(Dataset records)
Start
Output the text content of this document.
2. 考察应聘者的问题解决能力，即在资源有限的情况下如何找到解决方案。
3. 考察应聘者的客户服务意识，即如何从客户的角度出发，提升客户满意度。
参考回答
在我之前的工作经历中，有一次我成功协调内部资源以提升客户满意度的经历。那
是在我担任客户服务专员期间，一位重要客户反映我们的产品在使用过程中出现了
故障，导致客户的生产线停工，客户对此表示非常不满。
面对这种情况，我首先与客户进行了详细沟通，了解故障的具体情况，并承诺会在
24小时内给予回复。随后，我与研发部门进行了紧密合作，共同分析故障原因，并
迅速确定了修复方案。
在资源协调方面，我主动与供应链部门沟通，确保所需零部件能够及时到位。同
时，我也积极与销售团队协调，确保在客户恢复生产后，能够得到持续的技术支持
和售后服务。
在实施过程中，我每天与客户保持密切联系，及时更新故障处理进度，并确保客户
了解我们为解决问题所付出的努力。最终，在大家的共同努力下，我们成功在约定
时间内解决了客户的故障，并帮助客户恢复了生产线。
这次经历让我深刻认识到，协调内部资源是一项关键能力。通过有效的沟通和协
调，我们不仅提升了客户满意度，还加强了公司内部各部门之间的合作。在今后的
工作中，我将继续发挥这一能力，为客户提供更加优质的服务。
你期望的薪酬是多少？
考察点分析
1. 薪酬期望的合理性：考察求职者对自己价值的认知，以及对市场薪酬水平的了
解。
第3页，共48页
End
Written instruction:
Every entry should be output exactly as written, please.

Solution below:
Output the text content of this document.
2. 考察应聘者的问题解决能力，即在资源有限的情况下如何找到解决方案。
3. 考察应聘者的客户服务意识，即如何从客户的角度出发，提升客户满意度。
参考回答
在我之前的工作经历中，有一次我成功协调内部资源以提升客户满意度的经历。那
是在我担任客户服务专员期间，一位重要客户反映我们的产品在使用过程中出现了
故障，导致客户的生产线停工，客户对此表示非常不满。
面对这种情况，我首先与客户进行了详细沟通，了解故障的具体情况，并承诺会在
24小时内给予回复。随后，我与研发部门进行了紧密合作，共同分析故障原因，并
迅速确定了修复方案。
在资源协调方面，我主动与供应链部门沟通，确保所需零部件能够及时到位。同
时，我也积极与销售团队协调，确保在客户恢复生产后，能够得到持续的技术支持
和售后服务。
在实施过程中，我每天与客户保持密切联系，及时更新故障处理进度，并确保客户
了解我们为解决问题所付出的努力。最终，在大家的共同努力下，我们成功在约定
时间内解决了客户的故障，并帮助客户恢复了生产线。
这次经历让我深刻认识到，协调内部资源是一项关键能力。通过有效的沟通和协
调，我们不仅提升了客户满意度，还加强了公司内部各部门之间的合作。在今后的
工作中，我将继续发挥这一能力，为客户提供更加优质的服务。
你期望的薪酬是多少？
考察点分析
1. 薪酬期望的合理性：考察求职者对自己价值的认知，以及对市场薪酬水平的了
解。
第3页，共48页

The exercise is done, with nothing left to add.